** begin Records for this exercise **

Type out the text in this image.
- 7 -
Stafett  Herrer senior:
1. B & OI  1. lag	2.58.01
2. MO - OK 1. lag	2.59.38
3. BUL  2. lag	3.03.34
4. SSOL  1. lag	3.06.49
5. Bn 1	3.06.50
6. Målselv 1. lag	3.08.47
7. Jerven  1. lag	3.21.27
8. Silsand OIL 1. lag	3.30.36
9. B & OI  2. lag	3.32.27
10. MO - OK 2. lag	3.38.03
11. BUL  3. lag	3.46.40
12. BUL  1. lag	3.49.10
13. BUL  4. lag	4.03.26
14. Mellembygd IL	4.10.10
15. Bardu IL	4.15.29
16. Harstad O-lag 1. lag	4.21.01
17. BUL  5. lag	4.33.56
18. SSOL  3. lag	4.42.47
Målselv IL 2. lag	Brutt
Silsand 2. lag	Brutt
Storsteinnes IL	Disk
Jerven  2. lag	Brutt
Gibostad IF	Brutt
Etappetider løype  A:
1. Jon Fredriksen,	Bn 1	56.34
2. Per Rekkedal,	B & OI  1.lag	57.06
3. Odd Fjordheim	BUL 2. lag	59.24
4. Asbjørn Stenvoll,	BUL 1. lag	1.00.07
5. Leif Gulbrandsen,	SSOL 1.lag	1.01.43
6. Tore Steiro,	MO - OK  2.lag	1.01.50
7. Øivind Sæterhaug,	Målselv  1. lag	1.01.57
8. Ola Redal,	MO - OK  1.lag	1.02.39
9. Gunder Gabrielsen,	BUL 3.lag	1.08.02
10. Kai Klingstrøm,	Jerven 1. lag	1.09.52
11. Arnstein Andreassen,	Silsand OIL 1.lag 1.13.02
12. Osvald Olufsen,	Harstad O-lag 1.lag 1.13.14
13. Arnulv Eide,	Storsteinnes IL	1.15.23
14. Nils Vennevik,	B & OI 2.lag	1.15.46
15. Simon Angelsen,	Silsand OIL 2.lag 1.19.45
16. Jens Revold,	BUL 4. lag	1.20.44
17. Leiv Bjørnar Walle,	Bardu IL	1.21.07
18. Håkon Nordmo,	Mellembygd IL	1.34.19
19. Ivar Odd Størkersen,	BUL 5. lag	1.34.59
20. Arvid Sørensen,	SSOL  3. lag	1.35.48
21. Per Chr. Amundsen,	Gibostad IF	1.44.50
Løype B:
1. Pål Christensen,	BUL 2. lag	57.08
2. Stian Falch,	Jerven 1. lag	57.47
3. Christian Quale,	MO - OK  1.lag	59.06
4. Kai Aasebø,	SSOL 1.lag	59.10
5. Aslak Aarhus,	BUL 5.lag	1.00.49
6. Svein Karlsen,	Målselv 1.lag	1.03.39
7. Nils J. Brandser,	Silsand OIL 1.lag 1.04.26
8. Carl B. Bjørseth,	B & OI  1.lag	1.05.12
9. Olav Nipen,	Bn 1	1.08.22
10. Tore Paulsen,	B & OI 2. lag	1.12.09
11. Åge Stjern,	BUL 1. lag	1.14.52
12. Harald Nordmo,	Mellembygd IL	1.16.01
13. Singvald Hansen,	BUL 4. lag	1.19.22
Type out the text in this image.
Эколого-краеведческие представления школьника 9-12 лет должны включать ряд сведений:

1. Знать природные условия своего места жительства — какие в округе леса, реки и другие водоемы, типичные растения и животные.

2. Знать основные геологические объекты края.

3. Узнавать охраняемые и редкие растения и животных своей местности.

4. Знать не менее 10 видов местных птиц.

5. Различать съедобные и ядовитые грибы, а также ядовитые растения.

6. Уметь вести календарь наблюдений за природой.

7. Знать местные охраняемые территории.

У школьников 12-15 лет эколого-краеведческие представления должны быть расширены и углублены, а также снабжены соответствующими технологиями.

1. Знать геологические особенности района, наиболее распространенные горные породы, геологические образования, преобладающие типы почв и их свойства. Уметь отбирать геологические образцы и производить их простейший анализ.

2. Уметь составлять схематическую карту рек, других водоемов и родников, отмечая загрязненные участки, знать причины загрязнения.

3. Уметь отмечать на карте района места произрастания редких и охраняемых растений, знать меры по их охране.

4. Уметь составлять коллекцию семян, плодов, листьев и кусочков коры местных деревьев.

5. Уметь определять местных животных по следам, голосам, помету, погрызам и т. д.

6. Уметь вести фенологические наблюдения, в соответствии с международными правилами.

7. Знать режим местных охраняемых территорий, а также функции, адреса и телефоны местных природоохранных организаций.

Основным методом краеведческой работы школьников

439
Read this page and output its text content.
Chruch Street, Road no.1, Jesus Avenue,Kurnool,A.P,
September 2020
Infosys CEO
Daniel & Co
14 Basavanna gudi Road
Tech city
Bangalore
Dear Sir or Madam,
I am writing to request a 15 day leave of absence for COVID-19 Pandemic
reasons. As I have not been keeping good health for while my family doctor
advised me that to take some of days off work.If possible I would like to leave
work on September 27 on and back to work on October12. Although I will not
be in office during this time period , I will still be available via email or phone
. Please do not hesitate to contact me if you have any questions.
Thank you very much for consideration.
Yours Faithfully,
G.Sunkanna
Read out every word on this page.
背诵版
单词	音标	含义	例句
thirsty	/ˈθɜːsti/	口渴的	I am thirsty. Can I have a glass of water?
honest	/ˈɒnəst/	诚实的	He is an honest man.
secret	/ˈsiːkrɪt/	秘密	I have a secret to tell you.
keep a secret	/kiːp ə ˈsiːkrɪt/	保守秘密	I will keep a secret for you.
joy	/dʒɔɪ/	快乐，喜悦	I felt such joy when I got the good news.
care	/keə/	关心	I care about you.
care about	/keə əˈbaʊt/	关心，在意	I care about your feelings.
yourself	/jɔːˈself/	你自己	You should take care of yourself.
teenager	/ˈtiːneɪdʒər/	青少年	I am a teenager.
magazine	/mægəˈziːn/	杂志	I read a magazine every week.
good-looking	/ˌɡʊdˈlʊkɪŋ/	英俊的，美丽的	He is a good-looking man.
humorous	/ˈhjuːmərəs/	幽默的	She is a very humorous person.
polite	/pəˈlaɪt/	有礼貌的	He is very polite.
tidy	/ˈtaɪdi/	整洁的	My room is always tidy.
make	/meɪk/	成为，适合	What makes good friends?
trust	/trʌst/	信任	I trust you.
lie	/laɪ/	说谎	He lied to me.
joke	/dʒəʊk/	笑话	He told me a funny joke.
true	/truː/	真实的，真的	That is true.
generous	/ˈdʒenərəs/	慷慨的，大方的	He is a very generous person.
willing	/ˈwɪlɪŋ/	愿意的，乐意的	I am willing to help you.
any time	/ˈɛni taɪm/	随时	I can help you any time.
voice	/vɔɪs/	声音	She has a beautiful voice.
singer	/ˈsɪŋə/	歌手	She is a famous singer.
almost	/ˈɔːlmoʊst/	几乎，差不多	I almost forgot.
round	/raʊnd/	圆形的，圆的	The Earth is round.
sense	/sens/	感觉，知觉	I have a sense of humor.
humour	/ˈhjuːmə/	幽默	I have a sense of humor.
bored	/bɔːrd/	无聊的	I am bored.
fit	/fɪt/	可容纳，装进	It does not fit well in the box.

** end Records for this exercise **

Return each line of the data exactly as written above.

Type out the text in this image.
- 7 -
Stafett  Herrer senior:
1. B & OI  1. lag	2.58.01
2. MO - OK 1. lag	2.59.38
3. BUL  2. lag	3.03.34
4. SSOL  1. lag	3.06.49
5. Bn 1	3.06.50
6. Målselv 1. lag	3.08.47
7. Jerven  1. lag	3.21.27
8. Silsand OIL 1. lag	3.30.36
9. B & OI  2. lag	3.32.27
10. MO - OK 2. lag	3.38.03
11. BUL  3. lag	3.46.40
12. BUL  1. lag	3.49.10
13. BUL  4. lag	4.03.26
14. Mellembygd IL	4.10.10
15. Bardu IL	4.15.29
16. Harstad O-lag 1. lag	4.21.01
17. BUL  5. lag	4.33.56
18. SSOL  3. lag	4.42.47
Målselv IL 2. lag	Brutt
Silsand 2. lag	Brutt
Storsteinnes IL	Disk
Jerven  2. lag	Brutt
Gibostad IF	Brutt
Etappetider løype  A:
1. Jon Fredriksen,	Bn 1	56.34
2. Per Rekkedal,	B & OI  1.lag	57.06
3. Odd Fjordheim	BUL 2. lag	59.24
4. Asbjørn Stenvoll,	BUL 1. lag	1.00.07
5. Leif Gulbrandsen,	SSOL 1.lag	1.01.43
6. Tore Steiro,	MO - OK  2.lag	1.01.50
7. Øivind Sæterhaug,	Målselv  1. lag	1.01.57
8. Ola Redal,	MO - OK  1.lag	1.02.39
9. Gunder Gabrielsen,	BUL 3.lag	1.08.02
10. Kai Klingstrøm,	Jerven 1. lag	1.09.52
11. Arnstein Andreassen,	Silsand OIL 1.lag 1.13.02
12. Osvald Olufsen,	Harstad O-lag 1.lag 1.13.14
13. Arnulv Eide,	Storsteinnes IL	1.15.23
14. Nils Vennevik,	B & OI 2.lag	1.15.46
15. Simon Angelsen,	Silsand OIL 2.lag 1.19.45
16. Jens Revold,	BUL 4. lag	1.20.44
17. Leiv Bjørnar Walle,	Bardu IL	1.21.07
18. Håkon Nordmo,	Mellembygd IL	1.34.19
19. Ivar Odd Størkersen,	BUL 5. lag	1.34.59
20. Arvid Sørensen,	SSOL  3. lag	1.35.48
21. Per Chr. Amundsen,	Gibostad IF	1.44.50
Løype B:
1. Pål Christensen,	BUL 2. lag	57.08
2. Stian Falch,	Jerven 1. lag	57.47
3. Christian Quale,	MO - OK  1.lag	59.06
4. Kai Aasebø,	SSOL 1.lag	59.10
5. Aslak Aarhus,	BUL 5.lag	1.00.49
6. Svein Karlsen,	Målselv 1.lag	1.03.39
7. Nils J. Brandser,	Silsand OIL 1.lag 1.04.26
8. Carl B. Bjørseth,	B & OI  1.lag	1.05.12
9. Olav Nipen,	Bn 1	1.08.22
10. Tore Paulsen,	B & OI 2. lag	1.12.09
11. Åge Stjern,	BUL 1. lag	1.14.52
12. Harald Nordmo,	Mellembygd IL	1.16.01
13. Singvald Hansen,	BUL 4. lag	1.19.22
Type out the text in this image.
Эколого-краеведческие представления школьника 9-12 лет должны включать ряд сведений:

1. Знать природные условия своего места жительства — какие в округе леса, реки и другие водоемы, типичные растения и животные.

2. Знать основные геологические объекты края.

3. Узнавать охраняемые и редкие растения и животных своей местности.

4. Знать не менее 10 видов местных птиц.

5. Различать съедобные и ядовитые грибы, а также ядовитые растения.

6. Уметь вести календарь наблюдений за природой.

7. Знать местные охраняемые территории.

У школьников 12-15 лет эколого-краеведческие представления должны быть расширены и углублены, а также снабжены соответствующими технологиями.

1. Знать геологические особенности района, наиболее распространенные горные породы, геологические образования, преобладающие типы почв и их свойства. Уметь отбирать геологические образцы и производить их простейший анализ.

2. Уметь составлять схематическую карту рек, других водоемов и родников, отмечая загрязненные участки, знать причины загрязнения.

3. Уметь отмечать на карте района места произрастания редких и охраняемых растений, знать меры по их охране.

4. Уметь составлять коллекцию семян, плодов, листьев и кусочков коры местных деревьев.

5. Уметь определять местных животных по следам, голосам, помету, погрызам и т. д.

6. Уметь вести фенологические наблюдения, в соответствии с международными правилами.

7. Знать режим местных охраняемых территорий, а также функции, адреса и телефоны местных природоохранных организаций.

Основным методом краеведческой работы школьников

439
Read this page and output its text content.
Chruch Street, Road no.1, Jesus Avenue,Kurnool,A.P,
September 2020
Infosys CEO
Daniel & Co
14 Basavanna gudi Road
Tech city
Bangalore
Dear Sir or Madam,
I am writing to request a 15 day leave of absence for COVID-19 Pandemic
reasons. As I have not been keeping good health for while my family doctor
advised me that to take some of days off work.If possible I would like to leave
work on September 27 on and back to work on October12. Although I will not
be in office during this time period , I will still be available via email or phone
. Please do not hesitate to contact me if you have any questions.
Thank you very much for consideration.
Yours Faithfully,
G.Sunkanna
Read out every word on this page.
背诵版
单词	音标	含义	例句
thirsty	/ˈθɜːsti/	口渴的	I am thirsty. Can I have a glass of water?
honest	/ˈɒnəst/	诚实的	He is an honest man.
secret	/ˈsiːkrɪt/	秘密	I have a secret to tell you.
keep a secret	/kiːp ə ˈsiːkrɪt/	保守秘密	I will keep a secret for you.
joy	/dʒɔɪ/	快乐，喜悦	I felt such joy when I got the good news.
care	/keə/	关心	I care about you.
care about	/keə əˈbaʊt/	关心，在意	I care about your feelings.
yourself	/jɔːˈself/	你自己	You should take care of yourself.
teenager	/ˈtiːneɪdʒər/	青少年	I am a teenager.
magazine	/mægəˈziːn/	杂志	I read a magazine every week.
good-looking	/ˌɡʊdˈlʊkɪŋ/	英俊的，美丽的	He is a good-looking man.
humorous	/ˈhjuːmərəs/	幽默的	She is a very humorous person.
polite	/pəˈlaɪt/	有礼貌的	He is very polite.
tidy	/ˈtaɪdi/	整洁的	My room is always tidy.
make	/meɪk/	成为，适合	What makes good friends?
trust	/trʌst/	信任	I trust you.
lie	/laɪ/	说谎	He lied to me.
joke	/dʒəʊk/	笑话	He told me a funny joke.
true	/truː/	真实的，真的	That is true.
generous	/ˈdʒenərəs/	慷慨的，大方的	He is a very generous person.
willing	/ˈwɪlɪŋ/	愿意的，乐意的	I am willing to help you.
any time	/ˈɛni taɪm/	随时	I can help you any time.
voice	/vɔɪs/	声音	She has a beautiful voice.
singer	/ˈsɪŋə/	歌手	She is a famous singer.
almost	/ˈɔːlmoʊst/	几乎，差不多	I almost forgot.
round	/raʊnd/	圆形的，圆的	The Earth is round.
sense	/sens/	感觉，知觉	I have a sense of humor.
humour	/ˈhjuːmə/	幽默	I have a sense of humor.
bored	/bɔːrd/	无聊的	I am bored.
fit	/fɪt/	可容纳，装进	It does not fit well in the box.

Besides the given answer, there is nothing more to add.